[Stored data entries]
※
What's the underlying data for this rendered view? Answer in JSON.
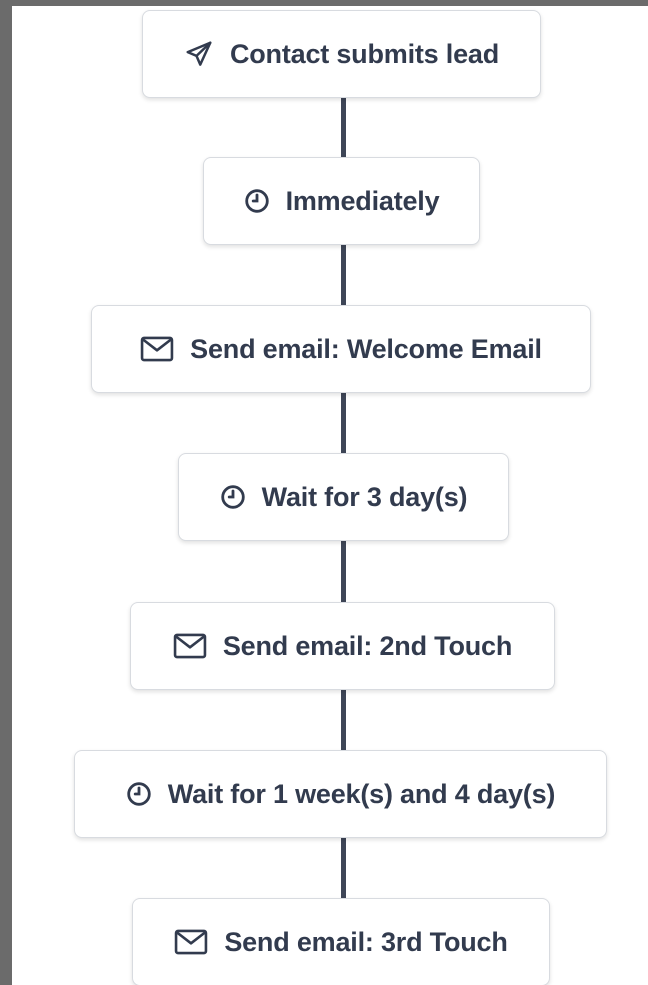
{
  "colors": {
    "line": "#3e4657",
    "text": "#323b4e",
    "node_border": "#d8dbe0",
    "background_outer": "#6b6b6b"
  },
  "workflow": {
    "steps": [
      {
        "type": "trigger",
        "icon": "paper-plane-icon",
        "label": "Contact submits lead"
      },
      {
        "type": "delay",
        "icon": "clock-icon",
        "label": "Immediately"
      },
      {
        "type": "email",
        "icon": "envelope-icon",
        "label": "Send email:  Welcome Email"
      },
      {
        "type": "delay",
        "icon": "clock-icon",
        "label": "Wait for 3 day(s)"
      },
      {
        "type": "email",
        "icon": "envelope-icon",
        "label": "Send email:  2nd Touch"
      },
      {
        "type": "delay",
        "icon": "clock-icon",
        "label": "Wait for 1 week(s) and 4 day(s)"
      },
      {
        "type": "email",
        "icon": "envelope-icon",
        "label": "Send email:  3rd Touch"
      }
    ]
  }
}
※
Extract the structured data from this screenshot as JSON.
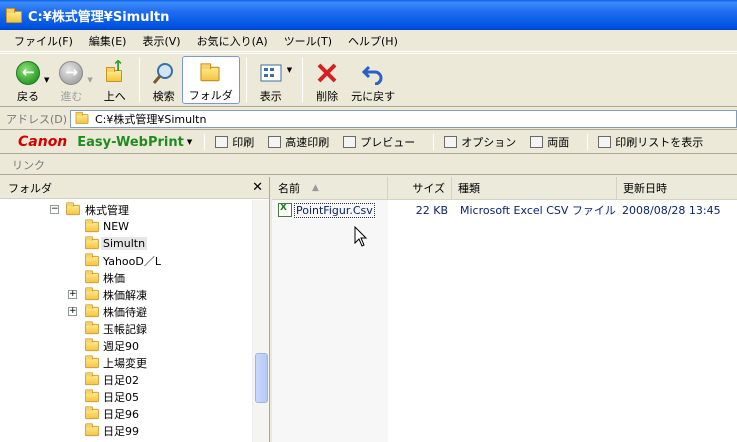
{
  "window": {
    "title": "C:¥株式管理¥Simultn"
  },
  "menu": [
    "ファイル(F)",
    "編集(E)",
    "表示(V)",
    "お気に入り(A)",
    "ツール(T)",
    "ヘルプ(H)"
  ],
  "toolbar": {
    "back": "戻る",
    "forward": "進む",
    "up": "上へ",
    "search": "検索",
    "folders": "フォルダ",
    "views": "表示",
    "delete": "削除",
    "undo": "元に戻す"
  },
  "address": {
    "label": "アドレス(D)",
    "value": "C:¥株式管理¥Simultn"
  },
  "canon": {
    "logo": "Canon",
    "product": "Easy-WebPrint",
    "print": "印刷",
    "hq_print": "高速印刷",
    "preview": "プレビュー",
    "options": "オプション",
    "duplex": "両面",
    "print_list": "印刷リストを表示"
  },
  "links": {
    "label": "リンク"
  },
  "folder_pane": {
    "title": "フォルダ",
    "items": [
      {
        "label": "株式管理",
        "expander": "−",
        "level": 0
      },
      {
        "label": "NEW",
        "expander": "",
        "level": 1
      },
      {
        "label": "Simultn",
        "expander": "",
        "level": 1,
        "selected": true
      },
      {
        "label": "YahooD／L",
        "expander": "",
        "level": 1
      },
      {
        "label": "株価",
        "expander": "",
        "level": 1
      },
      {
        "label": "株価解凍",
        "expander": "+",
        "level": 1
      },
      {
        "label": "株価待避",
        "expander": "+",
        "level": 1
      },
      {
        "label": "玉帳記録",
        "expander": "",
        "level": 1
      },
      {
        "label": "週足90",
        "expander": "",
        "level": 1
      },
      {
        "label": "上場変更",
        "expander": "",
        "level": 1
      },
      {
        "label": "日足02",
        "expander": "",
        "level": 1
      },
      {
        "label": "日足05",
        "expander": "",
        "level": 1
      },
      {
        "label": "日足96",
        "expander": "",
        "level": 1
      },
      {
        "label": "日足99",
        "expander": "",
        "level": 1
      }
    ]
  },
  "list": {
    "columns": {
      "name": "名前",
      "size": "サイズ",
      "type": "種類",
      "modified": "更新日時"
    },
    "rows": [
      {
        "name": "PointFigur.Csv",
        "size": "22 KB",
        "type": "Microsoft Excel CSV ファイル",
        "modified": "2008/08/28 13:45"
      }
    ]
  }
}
※
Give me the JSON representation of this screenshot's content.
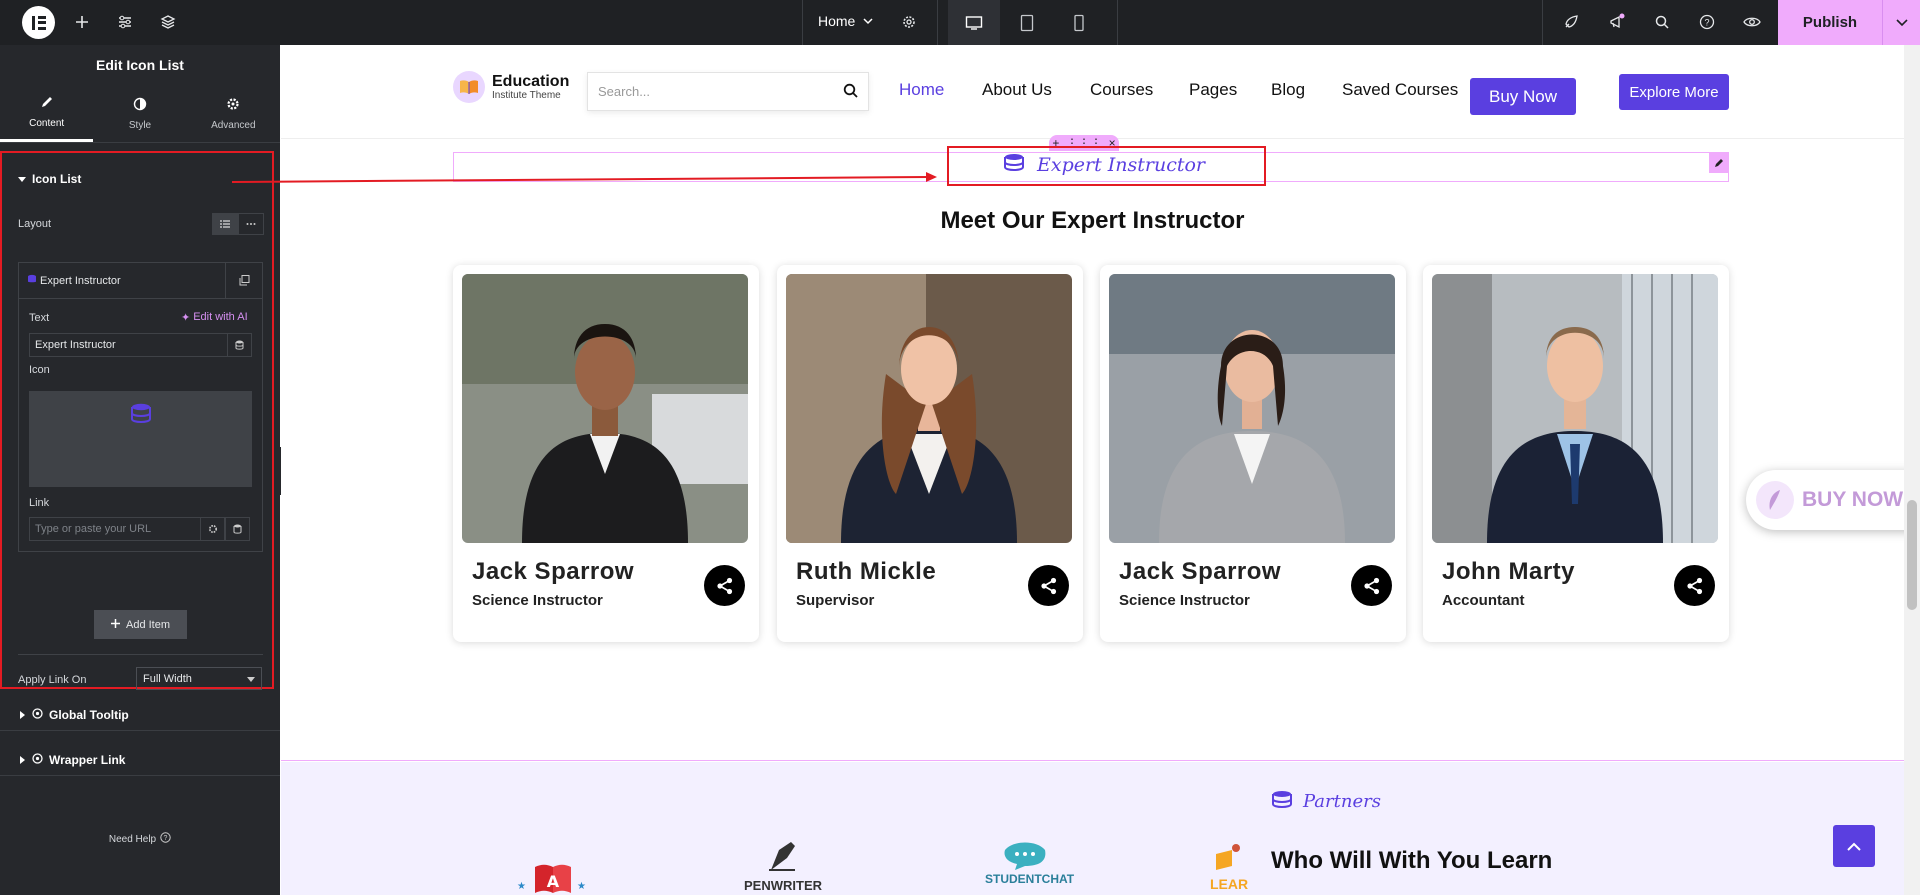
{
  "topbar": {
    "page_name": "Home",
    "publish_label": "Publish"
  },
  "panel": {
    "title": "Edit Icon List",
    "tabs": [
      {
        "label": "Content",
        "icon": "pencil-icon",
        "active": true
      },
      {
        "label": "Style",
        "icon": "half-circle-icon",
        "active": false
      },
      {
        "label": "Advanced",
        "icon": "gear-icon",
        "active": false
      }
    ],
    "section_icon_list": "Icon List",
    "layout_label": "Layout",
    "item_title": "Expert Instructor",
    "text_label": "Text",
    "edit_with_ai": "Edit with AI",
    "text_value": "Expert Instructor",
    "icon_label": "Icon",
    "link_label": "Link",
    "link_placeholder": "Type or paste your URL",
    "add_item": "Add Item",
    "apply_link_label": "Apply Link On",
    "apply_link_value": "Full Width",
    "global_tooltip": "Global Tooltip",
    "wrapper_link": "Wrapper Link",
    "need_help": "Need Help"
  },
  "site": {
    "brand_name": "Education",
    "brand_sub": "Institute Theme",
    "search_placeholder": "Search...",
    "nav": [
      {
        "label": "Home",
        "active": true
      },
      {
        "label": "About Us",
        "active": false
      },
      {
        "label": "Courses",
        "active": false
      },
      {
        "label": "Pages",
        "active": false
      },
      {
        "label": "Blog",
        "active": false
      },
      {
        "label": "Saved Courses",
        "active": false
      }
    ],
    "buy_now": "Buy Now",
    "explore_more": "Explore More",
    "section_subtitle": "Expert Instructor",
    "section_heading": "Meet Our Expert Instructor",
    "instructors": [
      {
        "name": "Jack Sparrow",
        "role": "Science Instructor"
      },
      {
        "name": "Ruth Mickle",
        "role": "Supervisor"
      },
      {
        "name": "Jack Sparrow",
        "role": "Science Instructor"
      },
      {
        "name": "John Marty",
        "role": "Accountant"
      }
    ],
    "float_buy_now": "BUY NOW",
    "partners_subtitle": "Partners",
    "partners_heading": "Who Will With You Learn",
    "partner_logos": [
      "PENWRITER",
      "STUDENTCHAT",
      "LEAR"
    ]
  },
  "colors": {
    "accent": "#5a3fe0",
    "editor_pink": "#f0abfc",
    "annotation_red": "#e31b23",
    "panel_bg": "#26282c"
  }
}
※
From the entries above, copy every line containing the word "Send".

        "label": "Send email:  Welcome Email"
        "label": "Send email:  2nd Touch"
        "label": "Send email:  3rd Touch"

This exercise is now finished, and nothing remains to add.